╭─ SUPPLIED MATERIAL

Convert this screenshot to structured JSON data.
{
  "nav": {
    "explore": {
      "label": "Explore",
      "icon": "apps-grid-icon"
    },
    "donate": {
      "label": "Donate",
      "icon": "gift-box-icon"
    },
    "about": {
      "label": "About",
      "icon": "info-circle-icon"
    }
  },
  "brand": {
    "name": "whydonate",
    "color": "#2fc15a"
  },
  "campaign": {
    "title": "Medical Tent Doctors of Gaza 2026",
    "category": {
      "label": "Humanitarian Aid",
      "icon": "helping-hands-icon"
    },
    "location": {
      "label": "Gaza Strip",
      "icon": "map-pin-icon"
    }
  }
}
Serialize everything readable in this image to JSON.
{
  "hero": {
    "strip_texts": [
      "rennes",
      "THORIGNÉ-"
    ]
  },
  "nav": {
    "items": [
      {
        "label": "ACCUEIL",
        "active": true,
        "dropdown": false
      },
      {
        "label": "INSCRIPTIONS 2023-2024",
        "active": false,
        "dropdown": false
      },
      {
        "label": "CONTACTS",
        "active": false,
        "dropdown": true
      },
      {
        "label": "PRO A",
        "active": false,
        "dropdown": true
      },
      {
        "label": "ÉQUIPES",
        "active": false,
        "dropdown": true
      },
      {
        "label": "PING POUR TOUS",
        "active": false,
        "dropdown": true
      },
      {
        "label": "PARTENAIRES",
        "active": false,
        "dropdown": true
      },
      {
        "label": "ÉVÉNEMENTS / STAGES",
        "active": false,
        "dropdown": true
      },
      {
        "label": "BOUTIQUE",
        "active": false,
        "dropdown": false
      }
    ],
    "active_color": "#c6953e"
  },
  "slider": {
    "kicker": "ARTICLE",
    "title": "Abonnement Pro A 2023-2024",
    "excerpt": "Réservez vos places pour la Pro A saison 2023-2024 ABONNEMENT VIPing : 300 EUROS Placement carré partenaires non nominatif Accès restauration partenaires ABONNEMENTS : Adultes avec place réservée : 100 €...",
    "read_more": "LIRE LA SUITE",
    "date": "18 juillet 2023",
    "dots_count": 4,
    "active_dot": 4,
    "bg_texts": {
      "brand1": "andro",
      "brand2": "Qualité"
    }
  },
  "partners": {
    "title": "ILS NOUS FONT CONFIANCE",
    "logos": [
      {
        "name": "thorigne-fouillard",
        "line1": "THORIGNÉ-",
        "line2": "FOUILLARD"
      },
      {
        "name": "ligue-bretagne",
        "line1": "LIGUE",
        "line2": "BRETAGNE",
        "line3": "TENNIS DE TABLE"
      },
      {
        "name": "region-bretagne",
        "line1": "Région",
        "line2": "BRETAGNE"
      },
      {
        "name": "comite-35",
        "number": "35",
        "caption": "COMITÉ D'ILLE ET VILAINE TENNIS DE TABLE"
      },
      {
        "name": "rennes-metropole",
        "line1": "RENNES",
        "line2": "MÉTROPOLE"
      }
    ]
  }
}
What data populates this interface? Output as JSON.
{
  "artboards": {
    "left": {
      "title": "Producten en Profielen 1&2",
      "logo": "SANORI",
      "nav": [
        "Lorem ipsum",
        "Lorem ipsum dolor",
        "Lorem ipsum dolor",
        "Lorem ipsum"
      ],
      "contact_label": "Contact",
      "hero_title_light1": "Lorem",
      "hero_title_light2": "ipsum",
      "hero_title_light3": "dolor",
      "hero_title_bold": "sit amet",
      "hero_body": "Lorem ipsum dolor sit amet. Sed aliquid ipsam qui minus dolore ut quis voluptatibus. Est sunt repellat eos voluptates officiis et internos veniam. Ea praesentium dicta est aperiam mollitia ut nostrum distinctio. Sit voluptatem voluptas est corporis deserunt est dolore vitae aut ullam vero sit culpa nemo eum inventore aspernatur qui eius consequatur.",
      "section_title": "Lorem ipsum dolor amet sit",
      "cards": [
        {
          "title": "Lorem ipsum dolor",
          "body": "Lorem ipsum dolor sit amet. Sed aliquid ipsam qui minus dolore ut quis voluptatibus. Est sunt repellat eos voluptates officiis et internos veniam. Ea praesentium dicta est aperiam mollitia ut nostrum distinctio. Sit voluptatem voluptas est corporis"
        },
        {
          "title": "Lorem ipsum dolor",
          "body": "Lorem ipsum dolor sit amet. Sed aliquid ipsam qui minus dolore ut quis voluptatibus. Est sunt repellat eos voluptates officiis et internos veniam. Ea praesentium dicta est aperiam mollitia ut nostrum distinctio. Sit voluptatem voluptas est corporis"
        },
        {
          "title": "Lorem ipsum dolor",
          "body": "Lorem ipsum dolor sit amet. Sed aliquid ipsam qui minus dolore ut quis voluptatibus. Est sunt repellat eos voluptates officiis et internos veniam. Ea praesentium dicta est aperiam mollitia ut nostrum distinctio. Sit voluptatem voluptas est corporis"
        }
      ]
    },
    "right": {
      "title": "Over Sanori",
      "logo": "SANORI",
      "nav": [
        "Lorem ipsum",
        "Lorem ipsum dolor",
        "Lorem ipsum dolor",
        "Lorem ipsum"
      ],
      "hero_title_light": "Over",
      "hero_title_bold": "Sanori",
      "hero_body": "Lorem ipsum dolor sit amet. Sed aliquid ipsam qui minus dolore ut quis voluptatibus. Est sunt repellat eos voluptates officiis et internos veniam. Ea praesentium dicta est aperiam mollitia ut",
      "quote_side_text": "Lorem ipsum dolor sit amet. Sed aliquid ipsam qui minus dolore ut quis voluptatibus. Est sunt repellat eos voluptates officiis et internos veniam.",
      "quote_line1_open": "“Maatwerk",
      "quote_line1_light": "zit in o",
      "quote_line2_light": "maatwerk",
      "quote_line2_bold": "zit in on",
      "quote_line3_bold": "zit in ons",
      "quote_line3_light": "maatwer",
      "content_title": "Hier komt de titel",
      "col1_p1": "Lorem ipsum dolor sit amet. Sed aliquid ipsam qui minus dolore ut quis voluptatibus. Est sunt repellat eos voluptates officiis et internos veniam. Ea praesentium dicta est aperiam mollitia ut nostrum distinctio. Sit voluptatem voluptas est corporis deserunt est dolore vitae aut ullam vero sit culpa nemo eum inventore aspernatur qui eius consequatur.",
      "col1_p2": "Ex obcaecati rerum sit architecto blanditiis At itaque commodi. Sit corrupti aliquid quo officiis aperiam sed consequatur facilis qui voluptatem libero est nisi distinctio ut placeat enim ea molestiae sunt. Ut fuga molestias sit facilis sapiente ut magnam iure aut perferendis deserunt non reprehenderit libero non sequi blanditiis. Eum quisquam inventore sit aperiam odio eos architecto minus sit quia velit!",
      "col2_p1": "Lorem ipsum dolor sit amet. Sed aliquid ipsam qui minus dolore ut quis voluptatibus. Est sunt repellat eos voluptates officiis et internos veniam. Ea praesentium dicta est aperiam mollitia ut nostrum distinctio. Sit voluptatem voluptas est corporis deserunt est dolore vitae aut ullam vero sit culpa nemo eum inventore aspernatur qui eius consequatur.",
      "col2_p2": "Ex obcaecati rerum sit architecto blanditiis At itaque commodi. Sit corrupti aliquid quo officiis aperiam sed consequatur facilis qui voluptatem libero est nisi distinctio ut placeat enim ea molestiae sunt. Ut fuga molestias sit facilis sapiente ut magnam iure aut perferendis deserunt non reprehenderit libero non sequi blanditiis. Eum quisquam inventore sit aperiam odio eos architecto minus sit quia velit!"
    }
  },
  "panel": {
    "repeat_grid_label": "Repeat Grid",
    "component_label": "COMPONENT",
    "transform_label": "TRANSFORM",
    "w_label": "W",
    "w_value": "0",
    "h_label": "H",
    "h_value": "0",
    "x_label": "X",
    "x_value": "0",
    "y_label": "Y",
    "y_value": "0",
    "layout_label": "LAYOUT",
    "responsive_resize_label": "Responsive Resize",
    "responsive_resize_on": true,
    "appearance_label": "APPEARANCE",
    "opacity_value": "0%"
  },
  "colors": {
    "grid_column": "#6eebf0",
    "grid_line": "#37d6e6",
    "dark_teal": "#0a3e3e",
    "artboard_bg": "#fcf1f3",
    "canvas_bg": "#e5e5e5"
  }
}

╰─

_PROBLEM DETAILS_
In the entries above, how many lines hold the word "Gaza"? State the number and nothing else.

_SOLUTION FOR THIS TASK_
2